-- Stated task --
Locate every line in the entries below that includes the string "フォームビルダー", and copy each of those lines.

Data entries:
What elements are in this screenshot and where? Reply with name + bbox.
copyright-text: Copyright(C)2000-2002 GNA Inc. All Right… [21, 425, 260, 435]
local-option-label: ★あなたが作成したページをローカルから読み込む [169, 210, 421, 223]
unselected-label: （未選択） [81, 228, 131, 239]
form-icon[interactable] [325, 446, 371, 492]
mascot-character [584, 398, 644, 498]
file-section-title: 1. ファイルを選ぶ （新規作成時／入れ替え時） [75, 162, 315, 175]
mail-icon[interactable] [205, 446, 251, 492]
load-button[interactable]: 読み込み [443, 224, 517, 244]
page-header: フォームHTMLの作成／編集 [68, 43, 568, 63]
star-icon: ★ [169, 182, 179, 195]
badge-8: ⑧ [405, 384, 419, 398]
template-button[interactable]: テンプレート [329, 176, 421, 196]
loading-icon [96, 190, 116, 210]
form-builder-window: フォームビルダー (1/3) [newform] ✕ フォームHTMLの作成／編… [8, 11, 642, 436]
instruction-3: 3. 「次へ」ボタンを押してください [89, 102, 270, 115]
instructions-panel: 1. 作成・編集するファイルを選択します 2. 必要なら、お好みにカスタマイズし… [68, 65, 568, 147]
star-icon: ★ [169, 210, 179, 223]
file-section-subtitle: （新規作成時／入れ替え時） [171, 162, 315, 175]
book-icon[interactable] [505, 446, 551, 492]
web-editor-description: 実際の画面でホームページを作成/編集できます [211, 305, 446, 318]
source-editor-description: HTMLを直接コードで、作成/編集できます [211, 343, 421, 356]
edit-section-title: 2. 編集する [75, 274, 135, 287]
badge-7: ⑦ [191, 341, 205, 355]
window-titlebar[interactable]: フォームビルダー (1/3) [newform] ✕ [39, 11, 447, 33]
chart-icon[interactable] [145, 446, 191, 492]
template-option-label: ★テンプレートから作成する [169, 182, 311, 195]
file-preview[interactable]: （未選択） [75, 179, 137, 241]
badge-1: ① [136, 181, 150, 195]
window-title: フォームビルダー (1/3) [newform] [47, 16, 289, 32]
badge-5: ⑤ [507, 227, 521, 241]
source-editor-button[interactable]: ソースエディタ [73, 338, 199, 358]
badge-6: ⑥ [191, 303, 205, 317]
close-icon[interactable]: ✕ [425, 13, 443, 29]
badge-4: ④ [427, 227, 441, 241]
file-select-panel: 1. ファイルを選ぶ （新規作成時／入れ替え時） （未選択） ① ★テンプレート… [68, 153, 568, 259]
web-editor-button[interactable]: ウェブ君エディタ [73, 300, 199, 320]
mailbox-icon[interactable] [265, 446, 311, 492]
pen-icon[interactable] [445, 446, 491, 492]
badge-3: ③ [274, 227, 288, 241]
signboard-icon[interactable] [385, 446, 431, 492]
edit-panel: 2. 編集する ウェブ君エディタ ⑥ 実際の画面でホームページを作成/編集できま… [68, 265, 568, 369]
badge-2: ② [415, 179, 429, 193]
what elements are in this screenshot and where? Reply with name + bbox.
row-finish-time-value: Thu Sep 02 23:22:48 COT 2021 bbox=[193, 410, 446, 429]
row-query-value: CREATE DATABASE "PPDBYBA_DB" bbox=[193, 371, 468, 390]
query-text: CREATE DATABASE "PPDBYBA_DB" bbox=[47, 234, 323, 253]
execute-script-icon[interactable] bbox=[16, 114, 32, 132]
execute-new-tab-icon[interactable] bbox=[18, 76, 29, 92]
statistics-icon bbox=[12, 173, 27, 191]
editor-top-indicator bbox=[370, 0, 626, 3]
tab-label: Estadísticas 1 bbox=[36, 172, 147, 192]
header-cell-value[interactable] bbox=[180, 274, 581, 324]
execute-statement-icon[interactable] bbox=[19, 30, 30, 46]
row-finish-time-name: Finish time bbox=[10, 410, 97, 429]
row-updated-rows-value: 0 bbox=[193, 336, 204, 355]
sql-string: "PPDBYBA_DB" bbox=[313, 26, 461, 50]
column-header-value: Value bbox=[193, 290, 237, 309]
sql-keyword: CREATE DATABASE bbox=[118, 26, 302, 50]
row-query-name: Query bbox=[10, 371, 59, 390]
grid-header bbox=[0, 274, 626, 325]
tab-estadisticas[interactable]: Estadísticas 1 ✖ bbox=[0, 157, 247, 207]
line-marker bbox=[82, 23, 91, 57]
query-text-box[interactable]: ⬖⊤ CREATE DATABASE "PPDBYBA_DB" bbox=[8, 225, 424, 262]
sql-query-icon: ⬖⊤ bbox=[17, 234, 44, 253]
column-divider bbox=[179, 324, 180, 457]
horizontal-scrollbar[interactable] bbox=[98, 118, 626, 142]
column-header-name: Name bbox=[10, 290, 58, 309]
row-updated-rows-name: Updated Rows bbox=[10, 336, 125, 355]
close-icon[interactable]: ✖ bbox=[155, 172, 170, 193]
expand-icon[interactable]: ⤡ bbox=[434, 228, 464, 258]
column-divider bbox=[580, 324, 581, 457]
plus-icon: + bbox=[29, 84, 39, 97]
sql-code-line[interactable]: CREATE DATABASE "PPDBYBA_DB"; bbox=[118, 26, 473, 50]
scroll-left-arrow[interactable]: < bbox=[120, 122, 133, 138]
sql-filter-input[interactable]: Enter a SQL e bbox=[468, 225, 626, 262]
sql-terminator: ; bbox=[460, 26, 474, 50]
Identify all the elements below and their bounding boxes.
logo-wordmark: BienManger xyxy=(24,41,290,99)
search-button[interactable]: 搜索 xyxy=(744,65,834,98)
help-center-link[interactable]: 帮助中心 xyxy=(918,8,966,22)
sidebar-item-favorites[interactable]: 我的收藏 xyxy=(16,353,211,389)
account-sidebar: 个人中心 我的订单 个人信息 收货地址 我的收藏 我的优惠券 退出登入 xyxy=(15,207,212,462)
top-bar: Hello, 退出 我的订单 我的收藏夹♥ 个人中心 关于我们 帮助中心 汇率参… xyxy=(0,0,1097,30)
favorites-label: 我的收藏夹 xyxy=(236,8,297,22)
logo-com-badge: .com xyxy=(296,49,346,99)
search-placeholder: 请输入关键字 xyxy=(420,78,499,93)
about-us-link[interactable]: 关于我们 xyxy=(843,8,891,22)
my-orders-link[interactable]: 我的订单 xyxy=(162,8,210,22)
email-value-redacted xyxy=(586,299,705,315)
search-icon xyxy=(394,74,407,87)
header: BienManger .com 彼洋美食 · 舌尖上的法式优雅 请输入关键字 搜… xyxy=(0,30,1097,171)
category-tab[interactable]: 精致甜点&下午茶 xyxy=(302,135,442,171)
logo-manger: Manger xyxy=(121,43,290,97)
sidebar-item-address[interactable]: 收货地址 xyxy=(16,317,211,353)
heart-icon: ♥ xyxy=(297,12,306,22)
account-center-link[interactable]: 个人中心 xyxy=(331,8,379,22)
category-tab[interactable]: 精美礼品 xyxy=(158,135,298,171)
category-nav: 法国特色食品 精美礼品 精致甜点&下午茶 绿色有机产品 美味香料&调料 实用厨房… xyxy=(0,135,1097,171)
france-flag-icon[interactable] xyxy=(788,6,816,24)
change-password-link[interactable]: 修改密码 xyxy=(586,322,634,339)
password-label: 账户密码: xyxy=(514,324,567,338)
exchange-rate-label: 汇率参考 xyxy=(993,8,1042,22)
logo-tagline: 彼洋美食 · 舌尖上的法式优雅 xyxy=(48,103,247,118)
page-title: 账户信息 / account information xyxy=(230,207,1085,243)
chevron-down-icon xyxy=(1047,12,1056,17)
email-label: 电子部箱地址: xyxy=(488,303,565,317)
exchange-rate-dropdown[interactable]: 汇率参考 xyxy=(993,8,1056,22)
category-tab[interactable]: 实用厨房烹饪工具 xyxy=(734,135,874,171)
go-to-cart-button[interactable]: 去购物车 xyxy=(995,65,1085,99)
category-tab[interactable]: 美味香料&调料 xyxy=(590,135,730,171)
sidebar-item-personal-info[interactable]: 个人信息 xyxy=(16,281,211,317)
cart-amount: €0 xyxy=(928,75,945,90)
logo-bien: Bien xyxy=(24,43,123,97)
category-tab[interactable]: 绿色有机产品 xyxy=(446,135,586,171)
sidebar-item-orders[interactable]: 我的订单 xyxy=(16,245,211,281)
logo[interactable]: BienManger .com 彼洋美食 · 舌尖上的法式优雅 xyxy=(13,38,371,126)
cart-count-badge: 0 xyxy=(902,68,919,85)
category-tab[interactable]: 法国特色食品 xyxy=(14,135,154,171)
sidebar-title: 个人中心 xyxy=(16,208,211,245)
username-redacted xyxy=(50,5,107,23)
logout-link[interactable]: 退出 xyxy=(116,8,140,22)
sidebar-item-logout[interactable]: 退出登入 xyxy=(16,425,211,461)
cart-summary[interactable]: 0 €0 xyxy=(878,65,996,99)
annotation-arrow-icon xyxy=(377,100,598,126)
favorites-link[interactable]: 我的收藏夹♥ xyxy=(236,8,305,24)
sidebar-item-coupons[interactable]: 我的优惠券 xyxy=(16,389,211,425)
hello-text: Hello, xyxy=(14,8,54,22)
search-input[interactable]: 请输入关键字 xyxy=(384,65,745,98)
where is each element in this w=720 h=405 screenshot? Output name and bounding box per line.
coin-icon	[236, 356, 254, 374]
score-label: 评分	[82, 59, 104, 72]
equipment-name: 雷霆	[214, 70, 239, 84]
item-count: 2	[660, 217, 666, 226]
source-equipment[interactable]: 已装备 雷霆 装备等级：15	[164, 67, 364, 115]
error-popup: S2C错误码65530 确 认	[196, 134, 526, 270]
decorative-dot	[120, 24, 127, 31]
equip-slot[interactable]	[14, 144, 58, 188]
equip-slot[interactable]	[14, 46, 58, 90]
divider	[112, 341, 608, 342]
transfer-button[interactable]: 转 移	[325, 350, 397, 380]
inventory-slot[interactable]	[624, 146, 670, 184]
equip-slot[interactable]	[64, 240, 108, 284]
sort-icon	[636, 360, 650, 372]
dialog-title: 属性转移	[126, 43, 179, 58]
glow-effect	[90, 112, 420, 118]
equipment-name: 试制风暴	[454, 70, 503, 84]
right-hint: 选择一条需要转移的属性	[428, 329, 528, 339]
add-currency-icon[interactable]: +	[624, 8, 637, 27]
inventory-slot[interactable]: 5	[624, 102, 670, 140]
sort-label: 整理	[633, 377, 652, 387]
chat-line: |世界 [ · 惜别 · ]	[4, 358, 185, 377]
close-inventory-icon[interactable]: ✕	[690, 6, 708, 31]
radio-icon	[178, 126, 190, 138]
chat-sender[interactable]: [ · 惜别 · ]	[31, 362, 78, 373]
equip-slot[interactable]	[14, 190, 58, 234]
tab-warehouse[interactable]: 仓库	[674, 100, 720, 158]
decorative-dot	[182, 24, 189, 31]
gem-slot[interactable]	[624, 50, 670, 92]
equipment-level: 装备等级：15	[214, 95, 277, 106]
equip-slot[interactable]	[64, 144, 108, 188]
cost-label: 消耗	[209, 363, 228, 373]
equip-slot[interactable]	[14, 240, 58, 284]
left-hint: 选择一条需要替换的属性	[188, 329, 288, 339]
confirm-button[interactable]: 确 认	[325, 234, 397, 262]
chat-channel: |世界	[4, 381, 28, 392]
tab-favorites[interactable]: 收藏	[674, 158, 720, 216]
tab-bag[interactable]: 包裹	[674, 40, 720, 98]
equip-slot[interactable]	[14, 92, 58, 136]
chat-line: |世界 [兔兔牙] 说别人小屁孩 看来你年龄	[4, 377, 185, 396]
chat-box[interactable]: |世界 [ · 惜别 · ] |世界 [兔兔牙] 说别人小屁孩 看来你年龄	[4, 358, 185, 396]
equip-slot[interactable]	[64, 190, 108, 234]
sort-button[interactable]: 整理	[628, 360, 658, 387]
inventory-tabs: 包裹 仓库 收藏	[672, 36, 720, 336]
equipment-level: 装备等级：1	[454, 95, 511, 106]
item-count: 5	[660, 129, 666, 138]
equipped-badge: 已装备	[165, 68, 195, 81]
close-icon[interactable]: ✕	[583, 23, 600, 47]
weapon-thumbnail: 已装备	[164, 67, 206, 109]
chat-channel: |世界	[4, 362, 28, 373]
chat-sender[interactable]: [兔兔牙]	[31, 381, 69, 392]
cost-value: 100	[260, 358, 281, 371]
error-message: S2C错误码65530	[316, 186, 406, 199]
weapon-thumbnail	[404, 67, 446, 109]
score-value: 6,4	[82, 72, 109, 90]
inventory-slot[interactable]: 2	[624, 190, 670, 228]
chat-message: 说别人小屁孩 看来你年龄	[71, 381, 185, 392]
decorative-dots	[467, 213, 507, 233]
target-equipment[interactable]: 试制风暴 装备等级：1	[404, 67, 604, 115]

-- Result of this task --
form-builder-window: フォームビルダー (1/3) [newform] ✕ フォームHTMLの作成／編… [8, 11, 642, 436]
window-titlebar[interactable]: フォームビルダー (1/3) [newform] ✕ [39, 11, 447, 33]
window-title: フォームビルダー (1/3) [newform] [47, 16, 289, 32]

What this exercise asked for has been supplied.